• PROVIDED TEXT
********
The Brochet MB.70 was a two-seat light aircraft developed in France in the early 1950s for recreational flying and amateur construction.

Design and development
It was a high-wing braced monoplane of conventional configuration that seated the pilot and passenger in tandem within a fully enclosed cabin. It was fitted with fixed tailwheel undercarriage layout and was of all-wooden construction. Progress was hastened by the publication of a Service de l'Aviation Légère et Sportive requirement for a new light aircraft for French aeroclubs, and a series of development machines were built with a variety of different engines, eventually leading to the definitive Brochet MB.80.

Variants
 MB.70 - prototype powered by Salmson 9Adb radial (1 built)
 MB.71 - version with Minié 4.DC.32 engine (1 built)
********
• WHAT IS BEING ASKED
List every aircraft model designation that appears in the text about the Brochet MB.70.

(Source records)
********
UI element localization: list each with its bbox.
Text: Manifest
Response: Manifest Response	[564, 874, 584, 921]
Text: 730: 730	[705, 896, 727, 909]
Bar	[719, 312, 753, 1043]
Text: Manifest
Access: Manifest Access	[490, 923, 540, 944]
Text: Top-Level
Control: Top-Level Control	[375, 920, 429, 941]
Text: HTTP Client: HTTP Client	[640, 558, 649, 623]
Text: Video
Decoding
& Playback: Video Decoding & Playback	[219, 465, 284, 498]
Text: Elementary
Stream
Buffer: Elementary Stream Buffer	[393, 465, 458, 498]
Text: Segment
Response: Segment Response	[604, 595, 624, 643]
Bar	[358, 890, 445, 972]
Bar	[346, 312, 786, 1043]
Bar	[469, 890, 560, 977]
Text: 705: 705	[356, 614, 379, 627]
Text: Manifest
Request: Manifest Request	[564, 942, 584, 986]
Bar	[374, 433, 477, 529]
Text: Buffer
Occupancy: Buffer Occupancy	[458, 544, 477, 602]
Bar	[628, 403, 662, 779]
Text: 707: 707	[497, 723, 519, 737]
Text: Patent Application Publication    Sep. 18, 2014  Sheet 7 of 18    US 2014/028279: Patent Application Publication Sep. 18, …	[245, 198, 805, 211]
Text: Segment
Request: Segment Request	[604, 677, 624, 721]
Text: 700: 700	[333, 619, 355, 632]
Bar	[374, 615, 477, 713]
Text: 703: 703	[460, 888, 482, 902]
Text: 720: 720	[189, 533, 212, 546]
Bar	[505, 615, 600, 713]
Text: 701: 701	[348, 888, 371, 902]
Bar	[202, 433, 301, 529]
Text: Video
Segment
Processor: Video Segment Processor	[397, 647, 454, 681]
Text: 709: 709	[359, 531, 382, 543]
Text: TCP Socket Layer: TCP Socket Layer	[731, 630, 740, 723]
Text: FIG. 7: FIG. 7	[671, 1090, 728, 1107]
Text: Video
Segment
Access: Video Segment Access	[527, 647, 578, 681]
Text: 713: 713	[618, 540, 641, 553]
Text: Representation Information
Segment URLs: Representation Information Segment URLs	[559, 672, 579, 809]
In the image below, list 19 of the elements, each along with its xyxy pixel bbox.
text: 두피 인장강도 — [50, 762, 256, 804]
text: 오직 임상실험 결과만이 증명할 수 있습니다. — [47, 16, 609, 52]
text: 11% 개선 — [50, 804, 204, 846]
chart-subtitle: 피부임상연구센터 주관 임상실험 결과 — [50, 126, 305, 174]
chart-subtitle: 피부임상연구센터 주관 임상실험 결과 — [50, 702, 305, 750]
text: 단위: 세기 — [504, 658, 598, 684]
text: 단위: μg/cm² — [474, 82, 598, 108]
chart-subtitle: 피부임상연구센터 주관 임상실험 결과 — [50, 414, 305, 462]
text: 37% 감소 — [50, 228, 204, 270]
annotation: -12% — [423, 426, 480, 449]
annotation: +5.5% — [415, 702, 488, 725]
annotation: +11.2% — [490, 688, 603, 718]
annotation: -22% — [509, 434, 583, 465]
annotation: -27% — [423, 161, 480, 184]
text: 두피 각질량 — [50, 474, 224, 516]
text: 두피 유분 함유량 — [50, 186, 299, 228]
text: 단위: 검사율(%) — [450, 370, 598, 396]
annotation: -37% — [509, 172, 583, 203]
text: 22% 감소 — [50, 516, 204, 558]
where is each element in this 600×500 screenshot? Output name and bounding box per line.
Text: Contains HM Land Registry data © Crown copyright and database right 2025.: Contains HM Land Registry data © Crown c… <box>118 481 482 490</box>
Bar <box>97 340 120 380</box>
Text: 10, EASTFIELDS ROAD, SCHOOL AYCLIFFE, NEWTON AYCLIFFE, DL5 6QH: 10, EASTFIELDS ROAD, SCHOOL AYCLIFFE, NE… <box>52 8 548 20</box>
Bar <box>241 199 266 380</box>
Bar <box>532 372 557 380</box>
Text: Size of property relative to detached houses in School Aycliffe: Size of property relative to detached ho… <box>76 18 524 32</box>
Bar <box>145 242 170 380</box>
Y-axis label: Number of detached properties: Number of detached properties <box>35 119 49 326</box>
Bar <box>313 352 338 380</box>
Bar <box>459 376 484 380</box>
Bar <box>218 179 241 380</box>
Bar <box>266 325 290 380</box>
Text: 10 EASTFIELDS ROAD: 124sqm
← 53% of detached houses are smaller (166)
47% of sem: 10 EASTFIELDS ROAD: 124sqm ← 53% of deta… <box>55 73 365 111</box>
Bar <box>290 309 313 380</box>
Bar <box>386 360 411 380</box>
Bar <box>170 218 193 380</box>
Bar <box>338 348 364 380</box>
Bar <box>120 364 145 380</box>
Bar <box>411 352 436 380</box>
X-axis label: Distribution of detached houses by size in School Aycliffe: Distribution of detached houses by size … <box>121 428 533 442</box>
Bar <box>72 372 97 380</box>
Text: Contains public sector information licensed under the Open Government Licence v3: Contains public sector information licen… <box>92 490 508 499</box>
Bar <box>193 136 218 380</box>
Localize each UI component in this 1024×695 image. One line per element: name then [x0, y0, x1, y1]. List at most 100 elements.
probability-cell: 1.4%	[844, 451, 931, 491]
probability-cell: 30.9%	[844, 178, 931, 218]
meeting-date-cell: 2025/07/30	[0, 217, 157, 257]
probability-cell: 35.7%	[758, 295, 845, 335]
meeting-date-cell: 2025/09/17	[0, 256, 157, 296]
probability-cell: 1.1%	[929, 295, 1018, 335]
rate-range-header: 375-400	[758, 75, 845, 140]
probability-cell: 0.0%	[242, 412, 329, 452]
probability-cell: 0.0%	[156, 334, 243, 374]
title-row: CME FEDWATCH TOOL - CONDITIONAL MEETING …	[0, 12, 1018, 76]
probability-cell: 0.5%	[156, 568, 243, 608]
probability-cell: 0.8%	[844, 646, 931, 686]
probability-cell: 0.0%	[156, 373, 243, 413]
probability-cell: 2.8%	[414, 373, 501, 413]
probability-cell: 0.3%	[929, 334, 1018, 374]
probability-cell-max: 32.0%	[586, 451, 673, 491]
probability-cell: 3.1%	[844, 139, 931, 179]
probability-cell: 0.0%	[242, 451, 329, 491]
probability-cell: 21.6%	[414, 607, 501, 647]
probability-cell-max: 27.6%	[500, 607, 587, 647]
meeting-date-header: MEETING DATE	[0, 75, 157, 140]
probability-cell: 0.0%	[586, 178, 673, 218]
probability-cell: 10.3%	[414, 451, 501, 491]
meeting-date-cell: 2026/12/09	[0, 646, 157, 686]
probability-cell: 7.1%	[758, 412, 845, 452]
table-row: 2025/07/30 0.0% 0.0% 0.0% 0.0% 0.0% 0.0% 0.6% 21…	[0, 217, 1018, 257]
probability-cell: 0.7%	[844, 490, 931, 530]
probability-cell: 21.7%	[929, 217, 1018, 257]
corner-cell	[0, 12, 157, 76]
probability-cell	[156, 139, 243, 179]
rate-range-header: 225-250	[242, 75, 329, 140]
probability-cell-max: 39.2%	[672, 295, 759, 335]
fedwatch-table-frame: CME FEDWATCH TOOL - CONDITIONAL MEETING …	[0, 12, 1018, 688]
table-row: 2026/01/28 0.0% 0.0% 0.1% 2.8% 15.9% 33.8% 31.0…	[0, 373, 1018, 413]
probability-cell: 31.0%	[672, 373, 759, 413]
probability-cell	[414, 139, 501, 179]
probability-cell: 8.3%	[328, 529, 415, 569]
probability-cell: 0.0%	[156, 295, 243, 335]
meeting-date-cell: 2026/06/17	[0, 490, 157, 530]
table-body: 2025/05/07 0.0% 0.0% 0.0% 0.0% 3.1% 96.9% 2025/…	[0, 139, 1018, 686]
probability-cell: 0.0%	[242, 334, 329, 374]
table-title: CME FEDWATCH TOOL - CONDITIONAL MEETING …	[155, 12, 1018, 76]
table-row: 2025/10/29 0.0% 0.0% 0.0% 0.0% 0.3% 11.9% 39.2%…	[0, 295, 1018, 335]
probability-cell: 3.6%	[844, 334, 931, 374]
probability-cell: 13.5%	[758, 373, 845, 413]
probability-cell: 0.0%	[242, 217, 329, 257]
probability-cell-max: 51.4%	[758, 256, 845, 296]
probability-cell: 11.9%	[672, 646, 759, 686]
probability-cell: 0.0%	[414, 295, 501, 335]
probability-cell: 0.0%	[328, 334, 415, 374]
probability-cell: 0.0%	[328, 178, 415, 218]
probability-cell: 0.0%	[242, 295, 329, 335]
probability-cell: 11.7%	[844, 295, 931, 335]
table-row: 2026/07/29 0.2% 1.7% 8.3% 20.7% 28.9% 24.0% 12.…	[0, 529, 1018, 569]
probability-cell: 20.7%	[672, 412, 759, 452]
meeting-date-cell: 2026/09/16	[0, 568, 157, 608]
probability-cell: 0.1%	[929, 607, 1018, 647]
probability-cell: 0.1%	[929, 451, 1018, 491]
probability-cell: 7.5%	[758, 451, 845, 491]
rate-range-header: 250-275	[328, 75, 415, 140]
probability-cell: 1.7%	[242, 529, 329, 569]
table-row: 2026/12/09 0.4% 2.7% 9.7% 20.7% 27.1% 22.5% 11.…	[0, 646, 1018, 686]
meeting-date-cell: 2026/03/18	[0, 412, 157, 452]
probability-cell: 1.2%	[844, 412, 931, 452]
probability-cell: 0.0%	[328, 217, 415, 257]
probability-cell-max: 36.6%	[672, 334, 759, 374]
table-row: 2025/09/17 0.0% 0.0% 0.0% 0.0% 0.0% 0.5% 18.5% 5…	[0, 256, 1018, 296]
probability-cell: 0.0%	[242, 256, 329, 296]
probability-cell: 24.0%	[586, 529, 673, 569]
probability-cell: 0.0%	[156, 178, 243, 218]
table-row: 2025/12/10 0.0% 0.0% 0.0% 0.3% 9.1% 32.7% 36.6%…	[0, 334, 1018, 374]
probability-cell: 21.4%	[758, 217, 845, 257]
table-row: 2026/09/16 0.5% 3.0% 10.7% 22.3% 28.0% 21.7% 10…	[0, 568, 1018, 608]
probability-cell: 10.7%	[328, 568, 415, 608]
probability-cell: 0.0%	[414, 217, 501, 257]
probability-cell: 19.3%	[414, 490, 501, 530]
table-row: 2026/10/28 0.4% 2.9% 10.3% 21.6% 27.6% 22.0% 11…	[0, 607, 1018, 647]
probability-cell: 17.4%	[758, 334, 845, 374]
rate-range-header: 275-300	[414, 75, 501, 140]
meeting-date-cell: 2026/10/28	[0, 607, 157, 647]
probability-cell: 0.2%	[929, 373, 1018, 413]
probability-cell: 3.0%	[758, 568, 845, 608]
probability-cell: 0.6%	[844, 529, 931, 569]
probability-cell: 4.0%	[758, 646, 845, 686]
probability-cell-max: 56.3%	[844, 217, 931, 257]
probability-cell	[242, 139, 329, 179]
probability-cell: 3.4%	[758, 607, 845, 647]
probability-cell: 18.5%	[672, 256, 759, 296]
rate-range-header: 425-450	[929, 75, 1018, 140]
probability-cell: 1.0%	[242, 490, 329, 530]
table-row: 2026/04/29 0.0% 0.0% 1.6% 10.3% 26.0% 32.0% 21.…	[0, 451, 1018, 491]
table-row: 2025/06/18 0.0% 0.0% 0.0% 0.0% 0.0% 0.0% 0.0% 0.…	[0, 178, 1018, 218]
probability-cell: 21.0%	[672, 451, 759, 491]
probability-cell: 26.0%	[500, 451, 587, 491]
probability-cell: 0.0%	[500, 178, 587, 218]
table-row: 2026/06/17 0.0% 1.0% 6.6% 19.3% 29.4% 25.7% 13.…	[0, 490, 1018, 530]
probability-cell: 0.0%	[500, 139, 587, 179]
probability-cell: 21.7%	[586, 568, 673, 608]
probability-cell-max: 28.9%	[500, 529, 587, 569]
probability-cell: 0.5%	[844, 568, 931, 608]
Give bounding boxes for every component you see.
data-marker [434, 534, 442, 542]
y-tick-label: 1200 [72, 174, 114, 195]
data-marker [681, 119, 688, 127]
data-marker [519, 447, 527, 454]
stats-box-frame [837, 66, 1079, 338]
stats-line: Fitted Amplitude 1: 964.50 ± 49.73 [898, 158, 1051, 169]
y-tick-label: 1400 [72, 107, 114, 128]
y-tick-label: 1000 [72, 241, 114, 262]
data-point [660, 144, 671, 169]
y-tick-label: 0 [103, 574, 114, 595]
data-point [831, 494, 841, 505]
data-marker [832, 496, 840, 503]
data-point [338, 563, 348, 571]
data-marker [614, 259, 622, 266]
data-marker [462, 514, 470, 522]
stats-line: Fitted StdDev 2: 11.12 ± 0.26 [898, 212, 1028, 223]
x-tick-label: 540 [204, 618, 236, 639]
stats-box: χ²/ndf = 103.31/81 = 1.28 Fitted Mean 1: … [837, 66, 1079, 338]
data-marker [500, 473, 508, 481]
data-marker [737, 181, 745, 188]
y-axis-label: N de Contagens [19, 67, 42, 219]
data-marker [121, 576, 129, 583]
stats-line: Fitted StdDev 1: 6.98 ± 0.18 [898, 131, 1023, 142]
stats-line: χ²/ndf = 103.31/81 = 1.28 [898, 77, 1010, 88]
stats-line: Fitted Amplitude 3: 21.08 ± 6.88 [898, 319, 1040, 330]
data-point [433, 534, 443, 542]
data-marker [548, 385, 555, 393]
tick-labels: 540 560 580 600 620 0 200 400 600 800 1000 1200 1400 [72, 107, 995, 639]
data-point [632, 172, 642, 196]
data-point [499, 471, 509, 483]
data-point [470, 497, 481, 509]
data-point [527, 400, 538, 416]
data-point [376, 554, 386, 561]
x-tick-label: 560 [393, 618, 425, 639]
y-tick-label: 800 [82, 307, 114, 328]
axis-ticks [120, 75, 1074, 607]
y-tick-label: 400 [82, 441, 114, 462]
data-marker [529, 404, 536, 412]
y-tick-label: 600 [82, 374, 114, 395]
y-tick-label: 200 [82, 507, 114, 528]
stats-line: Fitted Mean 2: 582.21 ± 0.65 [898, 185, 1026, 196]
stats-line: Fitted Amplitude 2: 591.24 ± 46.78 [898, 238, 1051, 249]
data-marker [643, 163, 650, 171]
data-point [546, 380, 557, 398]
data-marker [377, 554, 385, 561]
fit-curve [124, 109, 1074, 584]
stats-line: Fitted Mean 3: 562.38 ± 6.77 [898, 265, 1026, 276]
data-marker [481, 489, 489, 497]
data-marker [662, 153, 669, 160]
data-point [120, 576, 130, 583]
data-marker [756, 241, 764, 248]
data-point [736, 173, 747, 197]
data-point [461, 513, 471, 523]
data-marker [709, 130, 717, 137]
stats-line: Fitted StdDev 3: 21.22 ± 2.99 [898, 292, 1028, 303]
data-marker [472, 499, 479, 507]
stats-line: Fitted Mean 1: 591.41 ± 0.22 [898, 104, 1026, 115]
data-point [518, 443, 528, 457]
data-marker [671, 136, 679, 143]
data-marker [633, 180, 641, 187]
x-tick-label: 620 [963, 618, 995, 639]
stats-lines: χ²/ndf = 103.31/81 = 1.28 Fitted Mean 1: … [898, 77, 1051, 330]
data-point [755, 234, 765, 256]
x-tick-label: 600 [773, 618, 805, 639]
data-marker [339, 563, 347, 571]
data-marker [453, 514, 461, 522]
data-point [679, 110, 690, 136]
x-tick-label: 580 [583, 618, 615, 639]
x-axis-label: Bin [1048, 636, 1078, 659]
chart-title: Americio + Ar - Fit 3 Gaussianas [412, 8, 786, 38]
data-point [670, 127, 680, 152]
********
• FINAL RESULT
- MB.70
- MB.80
- MB.71